#### Extracted records
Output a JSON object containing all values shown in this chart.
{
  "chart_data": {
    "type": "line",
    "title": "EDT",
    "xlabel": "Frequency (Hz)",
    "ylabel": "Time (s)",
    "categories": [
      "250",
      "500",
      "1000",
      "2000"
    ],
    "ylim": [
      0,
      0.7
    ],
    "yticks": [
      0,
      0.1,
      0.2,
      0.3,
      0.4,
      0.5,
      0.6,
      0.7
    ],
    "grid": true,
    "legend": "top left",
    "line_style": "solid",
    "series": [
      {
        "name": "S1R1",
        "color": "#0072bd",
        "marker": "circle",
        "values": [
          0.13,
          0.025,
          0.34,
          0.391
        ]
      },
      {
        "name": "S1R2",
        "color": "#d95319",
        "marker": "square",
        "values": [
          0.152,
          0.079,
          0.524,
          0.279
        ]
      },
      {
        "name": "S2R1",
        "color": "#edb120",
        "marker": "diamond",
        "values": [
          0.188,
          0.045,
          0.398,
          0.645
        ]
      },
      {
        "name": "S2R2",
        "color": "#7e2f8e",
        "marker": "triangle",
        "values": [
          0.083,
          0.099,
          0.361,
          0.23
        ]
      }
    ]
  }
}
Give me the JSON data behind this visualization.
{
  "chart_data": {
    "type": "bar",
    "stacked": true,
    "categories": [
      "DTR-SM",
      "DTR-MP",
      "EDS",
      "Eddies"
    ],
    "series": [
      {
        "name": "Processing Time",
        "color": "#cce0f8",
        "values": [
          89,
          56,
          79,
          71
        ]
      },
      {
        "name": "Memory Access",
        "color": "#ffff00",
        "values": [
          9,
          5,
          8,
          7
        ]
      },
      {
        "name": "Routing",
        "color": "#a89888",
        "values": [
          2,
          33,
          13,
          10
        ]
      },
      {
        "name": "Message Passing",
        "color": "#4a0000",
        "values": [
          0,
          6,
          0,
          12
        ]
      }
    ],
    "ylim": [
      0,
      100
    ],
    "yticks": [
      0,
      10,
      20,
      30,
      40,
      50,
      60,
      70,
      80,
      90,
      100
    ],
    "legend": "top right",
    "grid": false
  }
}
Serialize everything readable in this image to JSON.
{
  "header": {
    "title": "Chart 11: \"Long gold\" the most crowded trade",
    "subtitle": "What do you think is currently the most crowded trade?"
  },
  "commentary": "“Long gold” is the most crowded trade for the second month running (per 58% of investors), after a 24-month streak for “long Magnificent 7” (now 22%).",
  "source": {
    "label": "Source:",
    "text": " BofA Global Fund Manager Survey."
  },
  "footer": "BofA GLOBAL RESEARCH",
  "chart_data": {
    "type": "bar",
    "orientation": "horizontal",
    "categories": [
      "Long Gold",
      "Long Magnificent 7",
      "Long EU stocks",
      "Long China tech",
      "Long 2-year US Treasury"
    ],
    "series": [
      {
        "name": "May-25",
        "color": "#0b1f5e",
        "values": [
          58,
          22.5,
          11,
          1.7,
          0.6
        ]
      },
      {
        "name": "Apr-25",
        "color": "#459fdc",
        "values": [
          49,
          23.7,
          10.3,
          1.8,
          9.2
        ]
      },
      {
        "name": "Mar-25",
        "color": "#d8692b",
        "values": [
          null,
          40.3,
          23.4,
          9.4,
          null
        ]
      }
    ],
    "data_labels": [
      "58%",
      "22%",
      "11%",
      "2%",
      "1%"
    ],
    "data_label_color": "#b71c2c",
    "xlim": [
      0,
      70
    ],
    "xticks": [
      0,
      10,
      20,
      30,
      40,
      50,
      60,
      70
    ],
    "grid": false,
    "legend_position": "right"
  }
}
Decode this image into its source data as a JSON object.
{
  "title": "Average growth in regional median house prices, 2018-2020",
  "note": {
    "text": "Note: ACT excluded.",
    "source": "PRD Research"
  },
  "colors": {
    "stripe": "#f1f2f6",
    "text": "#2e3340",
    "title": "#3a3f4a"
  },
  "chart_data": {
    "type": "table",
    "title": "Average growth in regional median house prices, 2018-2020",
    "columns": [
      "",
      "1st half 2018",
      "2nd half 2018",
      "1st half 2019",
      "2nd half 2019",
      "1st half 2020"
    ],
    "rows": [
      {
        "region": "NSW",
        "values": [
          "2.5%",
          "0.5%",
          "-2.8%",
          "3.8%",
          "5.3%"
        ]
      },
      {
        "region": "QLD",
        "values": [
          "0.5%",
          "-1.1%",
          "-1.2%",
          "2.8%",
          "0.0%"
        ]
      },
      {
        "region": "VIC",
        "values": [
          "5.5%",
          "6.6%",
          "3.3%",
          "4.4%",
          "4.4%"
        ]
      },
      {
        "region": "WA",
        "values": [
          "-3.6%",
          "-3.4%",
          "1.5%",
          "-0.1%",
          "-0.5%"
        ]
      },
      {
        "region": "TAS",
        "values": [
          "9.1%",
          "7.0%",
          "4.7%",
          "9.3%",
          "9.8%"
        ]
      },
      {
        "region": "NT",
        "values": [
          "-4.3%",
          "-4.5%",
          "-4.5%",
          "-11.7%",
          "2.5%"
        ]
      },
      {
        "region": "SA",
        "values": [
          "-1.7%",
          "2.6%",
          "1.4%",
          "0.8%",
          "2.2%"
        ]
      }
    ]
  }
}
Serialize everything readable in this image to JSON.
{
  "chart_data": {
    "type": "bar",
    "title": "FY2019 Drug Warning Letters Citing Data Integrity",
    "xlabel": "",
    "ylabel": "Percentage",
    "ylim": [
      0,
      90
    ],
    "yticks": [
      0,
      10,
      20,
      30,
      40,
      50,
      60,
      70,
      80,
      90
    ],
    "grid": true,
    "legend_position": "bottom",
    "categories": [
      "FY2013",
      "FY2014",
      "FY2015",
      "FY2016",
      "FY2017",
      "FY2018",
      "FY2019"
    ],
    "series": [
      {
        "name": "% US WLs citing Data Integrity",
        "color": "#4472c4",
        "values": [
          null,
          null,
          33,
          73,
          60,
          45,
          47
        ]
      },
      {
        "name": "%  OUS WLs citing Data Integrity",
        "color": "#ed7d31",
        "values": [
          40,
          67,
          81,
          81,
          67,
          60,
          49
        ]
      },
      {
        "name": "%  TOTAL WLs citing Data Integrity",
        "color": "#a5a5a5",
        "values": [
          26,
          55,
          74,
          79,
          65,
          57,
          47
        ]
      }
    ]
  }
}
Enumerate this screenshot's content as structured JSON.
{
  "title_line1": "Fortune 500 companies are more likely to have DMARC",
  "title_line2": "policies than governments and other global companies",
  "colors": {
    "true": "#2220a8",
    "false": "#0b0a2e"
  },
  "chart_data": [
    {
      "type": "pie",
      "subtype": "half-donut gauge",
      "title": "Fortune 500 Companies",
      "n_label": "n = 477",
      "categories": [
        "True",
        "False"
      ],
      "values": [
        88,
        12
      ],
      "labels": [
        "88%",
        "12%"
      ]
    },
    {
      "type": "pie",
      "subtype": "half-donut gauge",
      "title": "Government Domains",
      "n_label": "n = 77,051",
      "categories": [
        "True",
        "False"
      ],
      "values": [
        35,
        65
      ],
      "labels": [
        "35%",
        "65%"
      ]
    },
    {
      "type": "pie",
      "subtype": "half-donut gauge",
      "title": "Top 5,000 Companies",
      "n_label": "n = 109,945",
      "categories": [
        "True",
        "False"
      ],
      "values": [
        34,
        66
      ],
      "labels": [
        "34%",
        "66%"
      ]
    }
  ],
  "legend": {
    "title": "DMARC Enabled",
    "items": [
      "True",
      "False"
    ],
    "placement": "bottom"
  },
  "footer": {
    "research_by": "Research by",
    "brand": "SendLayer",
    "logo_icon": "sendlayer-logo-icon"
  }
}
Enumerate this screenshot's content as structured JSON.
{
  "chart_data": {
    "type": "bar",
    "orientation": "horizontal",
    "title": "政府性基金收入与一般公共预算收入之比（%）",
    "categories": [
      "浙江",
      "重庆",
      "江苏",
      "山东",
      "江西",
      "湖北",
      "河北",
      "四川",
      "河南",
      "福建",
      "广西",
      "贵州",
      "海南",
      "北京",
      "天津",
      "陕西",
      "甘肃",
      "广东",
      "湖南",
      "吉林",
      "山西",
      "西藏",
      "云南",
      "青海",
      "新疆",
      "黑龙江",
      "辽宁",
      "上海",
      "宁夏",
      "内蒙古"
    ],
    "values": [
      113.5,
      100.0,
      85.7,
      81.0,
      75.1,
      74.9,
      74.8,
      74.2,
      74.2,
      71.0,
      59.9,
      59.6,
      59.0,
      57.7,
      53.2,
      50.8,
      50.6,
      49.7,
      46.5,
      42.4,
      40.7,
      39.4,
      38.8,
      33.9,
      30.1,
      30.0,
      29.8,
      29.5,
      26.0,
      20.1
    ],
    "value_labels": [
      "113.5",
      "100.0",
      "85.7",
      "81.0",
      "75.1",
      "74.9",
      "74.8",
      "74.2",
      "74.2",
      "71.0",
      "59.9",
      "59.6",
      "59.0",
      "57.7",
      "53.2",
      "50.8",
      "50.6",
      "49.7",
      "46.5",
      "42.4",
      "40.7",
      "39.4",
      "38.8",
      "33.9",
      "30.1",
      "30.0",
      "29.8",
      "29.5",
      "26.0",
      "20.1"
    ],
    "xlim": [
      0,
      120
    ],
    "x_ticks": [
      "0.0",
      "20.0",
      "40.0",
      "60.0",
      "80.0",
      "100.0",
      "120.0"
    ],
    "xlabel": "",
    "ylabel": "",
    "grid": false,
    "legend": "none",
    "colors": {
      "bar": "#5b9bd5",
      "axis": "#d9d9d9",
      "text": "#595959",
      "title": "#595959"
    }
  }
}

#### Job
Pull out each line of the listing that holds the string "regional".

#### Output for this exercise
  "title": "Average growth in regional median house prices, 2018-2020",
    "title": "Average growth in regional median house prices, 2018-2020",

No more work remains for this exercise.